Entries shown →
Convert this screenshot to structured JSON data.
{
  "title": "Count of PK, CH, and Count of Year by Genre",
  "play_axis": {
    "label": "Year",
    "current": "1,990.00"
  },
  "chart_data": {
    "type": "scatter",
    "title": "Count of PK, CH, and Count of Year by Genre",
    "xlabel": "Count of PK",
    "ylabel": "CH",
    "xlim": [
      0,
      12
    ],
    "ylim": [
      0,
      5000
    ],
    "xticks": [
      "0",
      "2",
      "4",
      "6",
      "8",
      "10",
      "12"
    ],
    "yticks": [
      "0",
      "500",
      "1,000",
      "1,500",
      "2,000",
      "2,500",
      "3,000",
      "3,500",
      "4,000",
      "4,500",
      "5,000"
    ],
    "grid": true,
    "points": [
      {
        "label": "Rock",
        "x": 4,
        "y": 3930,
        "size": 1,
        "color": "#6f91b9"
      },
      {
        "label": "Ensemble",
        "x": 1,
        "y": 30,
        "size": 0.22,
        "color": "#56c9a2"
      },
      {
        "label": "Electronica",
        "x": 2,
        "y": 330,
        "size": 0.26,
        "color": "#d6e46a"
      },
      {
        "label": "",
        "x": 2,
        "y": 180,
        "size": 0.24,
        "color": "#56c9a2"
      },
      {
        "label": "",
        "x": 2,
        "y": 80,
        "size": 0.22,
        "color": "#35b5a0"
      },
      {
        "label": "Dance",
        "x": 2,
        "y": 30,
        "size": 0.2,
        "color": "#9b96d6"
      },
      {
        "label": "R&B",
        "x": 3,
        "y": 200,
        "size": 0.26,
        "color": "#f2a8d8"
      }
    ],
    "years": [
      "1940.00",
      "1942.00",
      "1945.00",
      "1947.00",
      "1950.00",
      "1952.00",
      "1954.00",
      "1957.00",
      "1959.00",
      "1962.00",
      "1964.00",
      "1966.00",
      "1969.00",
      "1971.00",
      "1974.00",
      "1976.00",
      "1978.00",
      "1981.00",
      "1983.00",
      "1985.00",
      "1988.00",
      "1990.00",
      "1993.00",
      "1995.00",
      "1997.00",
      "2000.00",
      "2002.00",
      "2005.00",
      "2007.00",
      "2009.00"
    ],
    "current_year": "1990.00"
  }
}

Task description →
Show the data once more, exactly as it was written.

Task solution →
Convert this screenshot to structured JSON data.
{
  "title": "Count of PK, CH, and Count of Year by Genre",
  "play_axis": {
    "label": "Year",
    "current": "1,990.00"
  },
  "chart_data": {
    "type": "scatter",
    "title": "Count of PK, CH, and Count of Year by Genre",
    "xlabel": "Count of PK",
    "ylabel": "CH",
    "xlim": [
      0,
      12
    ],
    "ylim": [
      0,
      5000
    ],
    "xticks": [
      "0",
      "2",
      "4",
      "6",
      "8",
      "10",
      "12"
    ],
    "yticks": [
      "0",
      "500",
      "1,000",
      "1,500",
      "2,000",
      "2,500",
      "3,000",
      "3,500",
      "4,000",
      "4,500",
      "5,000"
    ],
    "grid": true,
    "points": [
      {
        "label": "Rock",
        "x": 4,
        "y": 3930,
        "size": 1,
        "color": "#6f91b9"
      },
      {
        "label": "Ensemble",
        "x": 1,
        "y": 30,
        "size": 0.22,
        "color": "#56c9a2"
      },
      {
        "label": "Electronica",
        "x": 2,
        "y": 330,
        "size": 0.26,
        "color": "#d6e46a"
      },
      {
        "label": "",
        "x": 2,
        "y": 180,
        "size": 0.24,
        "color": "#56c9a2"
      },
      {
        "label": "",
        "x": 2,
        "y": 80,
        "size": 0.22,
        "color": "#35b5a0"
      },
      {
        "label": "Dance",
        "x": 2,
        "y": 30,
        "size": 0.2,
        "color": "#9b96d6"
      },
      {
        "label": "R&B",
        "x": 3,
        "y": 200,
        "size": 0.26,
        "color": "#f2a8d8"
      }
    ],
    "years": [
      "1940.00",
      "1942.00",
      "1945.00",
      "1947.00",
      "1950.00",
      "1952.00",
      "1954.00",
      "1957.00",
      "1959.00",
      "1962.00",
      "1964.00",
      "1966.00",
      "1969.00",
      "1971.00",
      "1974.00",
      "1976.00",
      "1978.00",
      "1981.00",
      "1983.00",
      "1985.00",
      "1988.00",
      "1990.00",
      "1993.00",
      "1995.00",
      "1997.00",
      "2000.00",
      "2002.00",
      "2005.00",
      "2007.00",
      "2009.00"
    ],
    "current_year": "1990.00"
  }
}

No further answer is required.